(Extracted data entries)
▽

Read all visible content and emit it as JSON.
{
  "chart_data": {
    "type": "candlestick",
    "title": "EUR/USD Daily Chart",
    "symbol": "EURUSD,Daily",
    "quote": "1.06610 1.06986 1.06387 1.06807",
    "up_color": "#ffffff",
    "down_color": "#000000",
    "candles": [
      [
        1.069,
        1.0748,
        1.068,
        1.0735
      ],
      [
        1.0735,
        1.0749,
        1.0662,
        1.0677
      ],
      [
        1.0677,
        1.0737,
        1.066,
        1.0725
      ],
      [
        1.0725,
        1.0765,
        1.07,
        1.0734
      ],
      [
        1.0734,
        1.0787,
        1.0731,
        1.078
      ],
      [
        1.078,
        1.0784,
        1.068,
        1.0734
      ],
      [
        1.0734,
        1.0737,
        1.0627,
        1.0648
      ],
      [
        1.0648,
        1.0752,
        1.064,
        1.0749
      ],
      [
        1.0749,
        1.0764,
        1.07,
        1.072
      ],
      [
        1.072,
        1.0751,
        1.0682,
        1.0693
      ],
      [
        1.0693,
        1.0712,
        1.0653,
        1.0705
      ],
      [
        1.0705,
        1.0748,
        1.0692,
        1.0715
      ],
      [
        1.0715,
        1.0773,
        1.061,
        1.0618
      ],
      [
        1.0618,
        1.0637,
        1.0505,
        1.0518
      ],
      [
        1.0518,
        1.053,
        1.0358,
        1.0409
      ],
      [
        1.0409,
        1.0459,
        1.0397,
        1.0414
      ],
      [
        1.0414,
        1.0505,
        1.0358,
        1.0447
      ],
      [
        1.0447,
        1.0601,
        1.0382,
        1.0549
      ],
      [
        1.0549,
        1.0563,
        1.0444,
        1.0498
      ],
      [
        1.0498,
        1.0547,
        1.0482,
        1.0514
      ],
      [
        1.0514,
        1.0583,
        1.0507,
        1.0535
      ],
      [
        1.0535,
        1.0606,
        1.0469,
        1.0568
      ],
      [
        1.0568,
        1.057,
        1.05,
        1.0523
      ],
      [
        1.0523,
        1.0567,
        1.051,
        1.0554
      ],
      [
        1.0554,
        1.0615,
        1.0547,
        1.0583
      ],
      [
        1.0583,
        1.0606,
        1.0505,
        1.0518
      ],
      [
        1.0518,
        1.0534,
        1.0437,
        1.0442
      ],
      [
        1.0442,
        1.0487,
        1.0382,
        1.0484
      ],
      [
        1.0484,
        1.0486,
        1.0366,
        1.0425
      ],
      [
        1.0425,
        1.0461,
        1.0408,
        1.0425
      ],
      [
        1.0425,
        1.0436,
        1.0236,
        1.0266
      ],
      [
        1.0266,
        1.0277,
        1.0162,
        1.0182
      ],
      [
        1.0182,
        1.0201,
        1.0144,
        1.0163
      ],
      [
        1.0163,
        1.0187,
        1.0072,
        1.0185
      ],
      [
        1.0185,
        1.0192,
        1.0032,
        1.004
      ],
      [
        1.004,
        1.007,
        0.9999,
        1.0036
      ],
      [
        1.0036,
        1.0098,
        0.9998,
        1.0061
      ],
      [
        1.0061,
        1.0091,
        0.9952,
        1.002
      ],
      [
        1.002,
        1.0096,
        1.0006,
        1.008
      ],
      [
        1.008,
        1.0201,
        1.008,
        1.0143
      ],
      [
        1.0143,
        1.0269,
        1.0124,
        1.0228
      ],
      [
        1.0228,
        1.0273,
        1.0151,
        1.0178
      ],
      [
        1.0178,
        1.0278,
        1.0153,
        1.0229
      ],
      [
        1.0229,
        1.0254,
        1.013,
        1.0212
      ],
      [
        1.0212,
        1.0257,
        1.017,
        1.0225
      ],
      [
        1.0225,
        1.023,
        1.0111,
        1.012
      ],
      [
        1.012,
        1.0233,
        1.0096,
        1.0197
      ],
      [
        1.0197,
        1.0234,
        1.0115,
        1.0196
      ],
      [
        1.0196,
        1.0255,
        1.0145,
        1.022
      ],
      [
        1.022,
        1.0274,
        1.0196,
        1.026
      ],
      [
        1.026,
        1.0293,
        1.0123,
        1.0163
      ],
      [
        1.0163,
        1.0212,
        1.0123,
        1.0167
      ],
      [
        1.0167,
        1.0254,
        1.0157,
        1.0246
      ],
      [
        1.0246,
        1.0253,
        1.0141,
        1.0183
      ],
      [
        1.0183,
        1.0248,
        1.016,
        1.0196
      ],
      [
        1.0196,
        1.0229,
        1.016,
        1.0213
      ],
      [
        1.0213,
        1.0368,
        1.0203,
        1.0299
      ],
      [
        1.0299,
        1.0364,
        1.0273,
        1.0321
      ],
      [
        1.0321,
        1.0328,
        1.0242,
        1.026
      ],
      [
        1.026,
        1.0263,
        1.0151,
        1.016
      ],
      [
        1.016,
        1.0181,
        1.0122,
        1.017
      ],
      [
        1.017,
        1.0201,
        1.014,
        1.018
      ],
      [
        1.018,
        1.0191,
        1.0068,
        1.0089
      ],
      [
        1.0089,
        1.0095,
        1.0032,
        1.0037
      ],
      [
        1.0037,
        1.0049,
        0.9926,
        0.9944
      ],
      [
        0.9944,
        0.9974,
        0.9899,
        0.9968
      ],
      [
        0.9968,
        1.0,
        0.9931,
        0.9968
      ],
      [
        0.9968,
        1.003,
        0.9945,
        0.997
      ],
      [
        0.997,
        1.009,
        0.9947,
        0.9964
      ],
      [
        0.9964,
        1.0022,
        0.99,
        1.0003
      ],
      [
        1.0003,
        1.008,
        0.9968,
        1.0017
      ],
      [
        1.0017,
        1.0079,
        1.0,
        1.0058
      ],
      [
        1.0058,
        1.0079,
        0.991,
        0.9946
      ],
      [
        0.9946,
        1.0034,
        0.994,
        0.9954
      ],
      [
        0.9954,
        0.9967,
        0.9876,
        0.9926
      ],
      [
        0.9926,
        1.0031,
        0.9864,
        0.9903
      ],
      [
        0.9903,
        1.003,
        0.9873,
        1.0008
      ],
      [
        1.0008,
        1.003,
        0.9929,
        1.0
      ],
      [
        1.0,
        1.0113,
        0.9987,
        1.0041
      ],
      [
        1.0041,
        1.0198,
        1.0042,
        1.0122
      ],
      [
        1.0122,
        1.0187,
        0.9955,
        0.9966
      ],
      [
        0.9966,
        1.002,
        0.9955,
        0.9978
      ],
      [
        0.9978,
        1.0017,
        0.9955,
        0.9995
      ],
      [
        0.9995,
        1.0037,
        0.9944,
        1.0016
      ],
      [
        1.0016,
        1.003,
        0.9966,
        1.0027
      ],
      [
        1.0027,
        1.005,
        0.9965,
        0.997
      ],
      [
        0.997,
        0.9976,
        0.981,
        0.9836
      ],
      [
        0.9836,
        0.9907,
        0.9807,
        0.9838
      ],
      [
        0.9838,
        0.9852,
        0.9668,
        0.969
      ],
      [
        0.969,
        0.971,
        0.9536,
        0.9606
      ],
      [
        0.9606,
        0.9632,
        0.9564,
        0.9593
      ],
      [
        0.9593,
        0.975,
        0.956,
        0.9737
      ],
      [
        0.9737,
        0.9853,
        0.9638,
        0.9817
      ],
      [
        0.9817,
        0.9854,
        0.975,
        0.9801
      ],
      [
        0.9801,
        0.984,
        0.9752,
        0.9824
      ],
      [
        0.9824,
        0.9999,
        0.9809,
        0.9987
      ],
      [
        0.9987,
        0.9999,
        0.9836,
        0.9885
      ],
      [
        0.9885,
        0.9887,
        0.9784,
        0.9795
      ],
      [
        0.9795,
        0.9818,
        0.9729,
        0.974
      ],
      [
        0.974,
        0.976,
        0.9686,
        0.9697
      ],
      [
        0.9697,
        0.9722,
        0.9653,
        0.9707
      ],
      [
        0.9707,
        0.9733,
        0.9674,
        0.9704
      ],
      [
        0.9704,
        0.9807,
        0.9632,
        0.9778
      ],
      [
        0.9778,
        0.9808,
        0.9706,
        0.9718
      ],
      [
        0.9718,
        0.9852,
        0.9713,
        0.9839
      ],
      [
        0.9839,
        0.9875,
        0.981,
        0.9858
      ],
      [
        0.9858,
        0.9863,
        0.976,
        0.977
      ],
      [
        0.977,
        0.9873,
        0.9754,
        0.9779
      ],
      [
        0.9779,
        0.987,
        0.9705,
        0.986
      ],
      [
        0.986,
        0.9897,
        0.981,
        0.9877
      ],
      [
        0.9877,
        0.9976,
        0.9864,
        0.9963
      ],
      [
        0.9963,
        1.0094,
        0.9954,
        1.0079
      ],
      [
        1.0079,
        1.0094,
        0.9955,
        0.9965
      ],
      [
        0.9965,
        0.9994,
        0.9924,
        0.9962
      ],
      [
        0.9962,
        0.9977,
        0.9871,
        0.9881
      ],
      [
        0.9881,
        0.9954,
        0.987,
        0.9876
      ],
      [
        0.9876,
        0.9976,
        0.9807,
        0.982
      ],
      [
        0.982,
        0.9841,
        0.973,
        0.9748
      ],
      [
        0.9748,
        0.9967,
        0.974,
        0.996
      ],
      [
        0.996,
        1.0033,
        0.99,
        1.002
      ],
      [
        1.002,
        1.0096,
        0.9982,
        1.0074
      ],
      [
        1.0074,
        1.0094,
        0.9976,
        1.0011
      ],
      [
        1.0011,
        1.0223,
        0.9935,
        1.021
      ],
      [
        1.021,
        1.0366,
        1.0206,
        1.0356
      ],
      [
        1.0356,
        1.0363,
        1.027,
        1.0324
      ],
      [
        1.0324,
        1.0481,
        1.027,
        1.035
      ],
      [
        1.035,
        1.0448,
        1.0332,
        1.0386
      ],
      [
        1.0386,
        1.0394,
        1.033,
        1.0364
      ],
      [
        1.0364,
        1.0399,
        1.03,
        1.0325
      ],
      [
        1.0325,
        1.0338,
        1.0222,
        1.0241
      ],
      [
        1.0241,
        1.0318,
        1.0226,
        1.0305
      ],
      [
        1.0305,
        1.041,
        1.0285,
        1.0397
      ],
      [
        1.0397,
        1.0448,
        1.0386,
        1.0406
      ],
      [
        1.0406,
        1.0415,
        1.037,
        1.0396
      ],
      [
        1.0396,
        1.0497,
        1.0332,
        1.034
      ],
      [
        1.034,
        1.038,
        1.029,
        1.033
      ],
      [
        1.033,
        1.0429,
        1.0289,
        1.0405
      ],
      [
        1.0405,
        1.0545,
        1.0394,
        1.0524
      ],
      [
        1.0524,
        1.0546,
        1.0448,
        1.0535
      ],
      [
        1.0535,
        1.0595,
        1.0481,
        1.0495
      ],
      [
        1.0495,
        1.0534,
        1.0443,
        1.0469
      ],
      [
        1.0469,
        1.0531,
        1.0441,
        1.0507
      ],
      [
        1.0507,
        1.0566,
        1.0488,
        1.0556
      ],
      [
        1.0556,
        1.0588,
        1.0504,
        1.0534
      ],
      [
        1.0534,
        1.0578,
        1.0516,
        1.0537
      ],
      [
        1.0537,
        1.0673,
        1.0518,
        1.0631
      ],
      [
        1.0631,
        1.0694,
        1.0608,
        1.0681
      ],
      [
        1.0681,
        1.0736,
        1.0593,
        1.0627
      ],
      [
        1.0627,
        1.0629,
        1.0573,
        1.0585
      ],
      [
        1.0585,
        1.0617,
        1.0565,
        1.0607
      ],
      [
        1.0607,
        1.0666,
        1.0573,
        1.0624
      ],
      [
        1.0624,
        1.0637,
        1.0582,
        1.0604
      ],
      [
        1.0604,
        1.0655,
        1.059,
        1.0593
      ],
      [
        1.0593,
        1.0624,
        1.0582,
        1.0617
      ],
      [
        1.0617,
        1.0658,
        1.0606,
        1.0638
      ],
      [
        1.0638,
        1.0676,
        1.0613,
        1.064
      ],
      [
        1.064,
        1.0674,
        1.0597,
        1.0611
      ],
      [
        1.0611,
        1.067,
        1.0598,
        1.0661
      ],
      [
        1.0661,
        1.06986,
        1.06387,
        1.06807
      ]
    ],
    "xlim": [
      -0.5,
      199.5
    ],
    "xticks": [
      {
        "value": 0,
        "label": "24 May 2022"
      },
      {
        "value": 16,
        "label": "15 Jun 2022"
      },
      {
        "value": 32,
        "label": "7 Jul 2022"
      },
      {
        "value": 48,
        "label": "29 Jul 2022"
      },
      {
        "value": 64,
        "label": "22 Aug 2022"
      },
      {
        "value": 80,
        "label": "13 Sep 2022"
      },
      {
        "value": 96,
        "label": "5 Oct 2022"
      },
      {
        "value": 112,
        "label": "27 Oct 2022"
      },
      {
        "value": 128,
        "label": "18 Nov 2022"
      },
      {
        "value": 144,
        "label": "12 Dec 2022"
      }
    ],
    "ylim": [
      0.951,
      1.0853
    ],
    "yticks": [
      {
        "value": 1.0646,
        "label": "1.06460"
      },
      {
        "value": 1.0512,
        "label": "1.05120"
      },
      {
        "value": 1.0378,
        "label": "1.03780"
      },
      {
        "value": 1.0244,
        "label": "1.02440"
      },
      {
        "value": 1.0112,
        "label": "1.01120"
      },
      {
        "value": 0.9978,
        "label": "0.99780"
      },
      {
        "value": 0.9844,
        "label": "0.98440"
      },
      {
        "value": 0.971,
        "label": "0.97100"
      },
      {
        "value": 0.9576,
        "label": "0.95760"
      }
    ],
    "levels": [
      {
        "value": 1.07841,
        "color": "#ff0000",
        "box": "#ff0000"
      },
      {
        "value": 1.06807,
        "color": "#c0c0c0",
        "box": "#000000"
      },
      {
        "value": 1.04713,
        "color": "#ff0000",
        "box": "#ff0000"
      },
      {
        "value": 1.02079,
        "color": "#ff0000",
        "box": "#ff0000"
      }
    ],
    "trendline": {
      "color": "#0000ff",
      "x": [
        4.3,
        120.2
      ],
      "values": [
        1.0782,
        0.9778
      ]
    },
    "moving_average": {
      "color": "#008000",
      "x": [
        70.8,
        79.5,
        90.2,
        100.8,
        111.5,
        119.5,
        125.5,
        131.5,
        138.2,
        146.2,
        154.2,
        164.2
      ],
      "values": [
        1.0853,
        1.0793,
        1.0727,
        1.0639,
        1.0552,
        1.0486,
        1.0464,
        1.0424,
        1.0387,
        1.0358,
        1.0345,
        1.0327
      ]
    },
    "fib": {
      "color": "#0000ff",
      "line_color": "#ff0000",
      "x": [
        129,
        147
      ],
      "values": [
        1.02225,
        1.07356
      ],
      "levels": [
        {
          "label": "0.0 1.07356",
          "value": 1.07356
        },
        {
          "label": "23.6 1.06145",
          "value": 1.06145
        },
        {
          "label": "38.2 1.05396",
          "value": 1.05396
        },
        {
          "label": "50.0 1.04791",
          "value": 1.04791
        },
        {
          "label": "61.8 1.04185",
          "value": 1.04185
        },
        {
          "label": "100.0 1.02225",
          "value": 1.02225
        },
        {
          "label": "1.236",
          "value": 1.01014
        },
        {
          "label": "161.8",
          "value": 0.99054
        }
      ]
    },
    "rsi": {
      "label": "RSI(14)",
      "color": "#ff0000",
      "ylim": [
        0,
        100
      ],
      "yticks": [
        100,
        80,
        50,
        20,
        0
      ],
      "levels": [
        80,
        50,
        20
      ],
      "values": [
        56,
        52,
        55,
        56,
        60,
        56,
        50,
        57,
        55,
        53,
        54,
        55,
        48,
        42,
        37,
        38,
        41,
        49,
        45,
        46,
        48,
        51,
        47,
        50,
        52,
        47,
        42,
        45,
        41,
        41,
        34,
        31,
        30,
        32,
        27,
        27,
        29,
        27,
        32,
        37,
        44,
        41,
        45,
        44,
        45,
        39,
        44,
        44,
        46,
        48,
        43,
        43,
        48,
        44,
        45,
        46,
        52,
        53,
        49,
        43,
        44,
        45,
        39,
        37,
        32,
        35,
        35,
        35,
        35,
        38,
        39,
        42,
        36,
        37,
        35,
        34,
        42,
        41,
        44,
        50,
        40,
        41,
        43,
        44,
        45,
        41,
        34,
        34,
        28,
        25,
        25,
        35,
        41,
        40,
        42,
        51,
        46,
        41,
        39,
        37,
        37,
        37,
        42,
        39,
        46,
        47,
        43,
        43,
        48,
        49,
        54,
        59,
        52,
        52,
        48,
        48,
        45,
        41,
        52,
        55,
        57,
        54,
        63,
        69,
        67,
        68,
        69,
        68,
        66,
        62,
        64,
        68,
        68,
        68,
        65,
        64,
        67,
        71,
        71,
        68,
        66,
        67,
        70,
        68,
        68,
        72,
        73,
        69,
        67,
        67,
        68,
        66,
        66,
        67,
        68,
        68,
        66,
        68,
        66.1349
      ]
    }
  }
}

△

#### Task requirements
Locate the lines above that contain "Daily" and copy them.

#### Exercise solution
    "title": "EUR/USD Daily Chart",
    "symbol": "EURUSD,Daily",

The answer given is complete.